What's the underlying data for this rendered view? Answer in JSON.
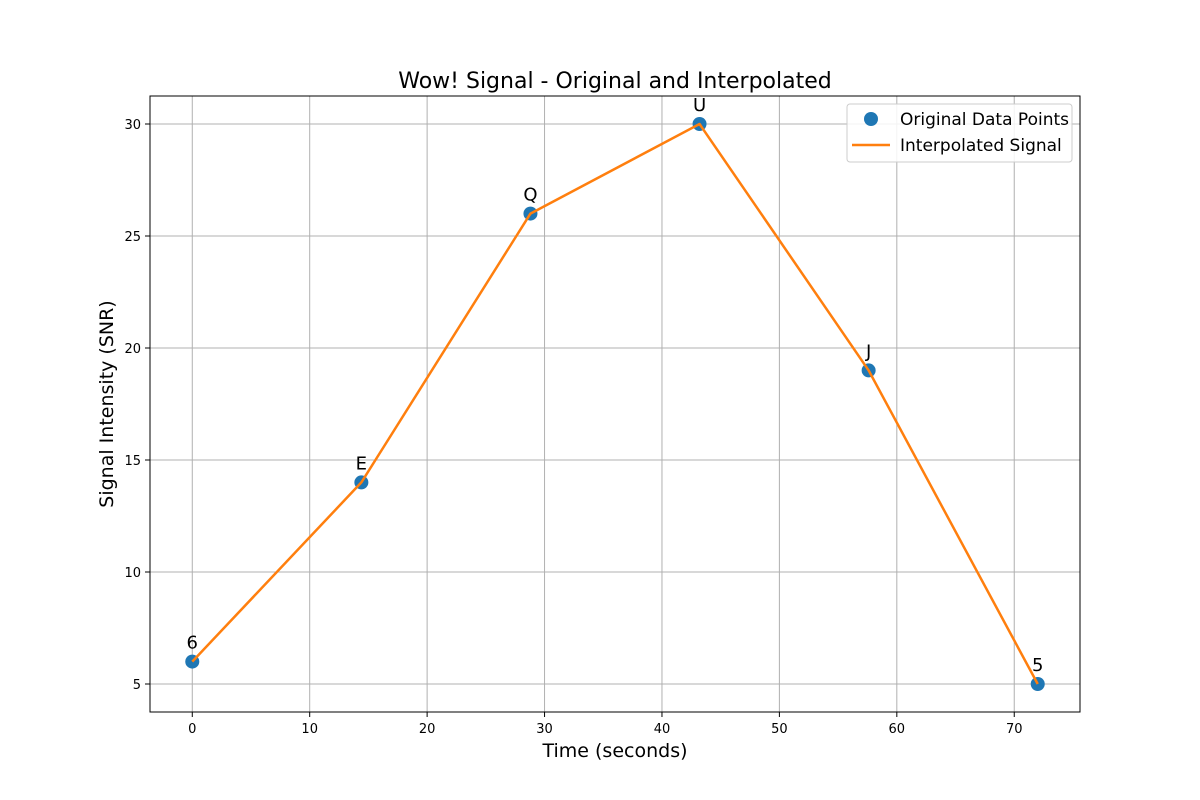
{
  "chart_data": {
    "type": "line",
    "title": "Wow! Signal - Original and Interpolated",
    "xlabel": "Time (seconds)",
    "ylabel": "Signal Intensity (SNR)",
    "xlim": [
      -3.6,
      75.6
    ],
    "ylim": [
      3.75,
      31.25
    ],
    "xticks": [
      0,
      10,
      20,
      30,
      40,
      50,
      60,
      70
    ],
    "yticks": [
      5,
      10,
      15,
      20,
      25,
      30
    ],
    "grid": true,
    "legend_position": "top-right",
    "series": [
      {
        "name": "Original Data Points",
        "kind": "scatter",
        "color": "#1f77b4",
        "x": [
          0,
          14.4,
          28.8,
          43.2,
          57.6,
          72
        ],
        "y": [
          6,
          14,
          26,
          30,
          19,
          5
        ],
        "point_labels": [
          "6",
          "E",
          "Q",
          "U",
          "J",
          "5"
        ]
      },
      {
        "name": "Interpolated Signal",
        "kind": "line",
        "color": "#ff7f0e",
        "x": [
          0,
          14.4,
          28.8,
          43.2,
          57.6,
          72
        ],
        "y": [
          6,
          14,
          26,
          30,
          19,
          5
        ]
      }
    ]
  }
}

········

● WORK INSTRUCTIONS
Your task is to collect every line above that contains the word "name".

● ANSWER IN FULL
        "name": "Original Data Points",
        "name": "Interpolated Signal",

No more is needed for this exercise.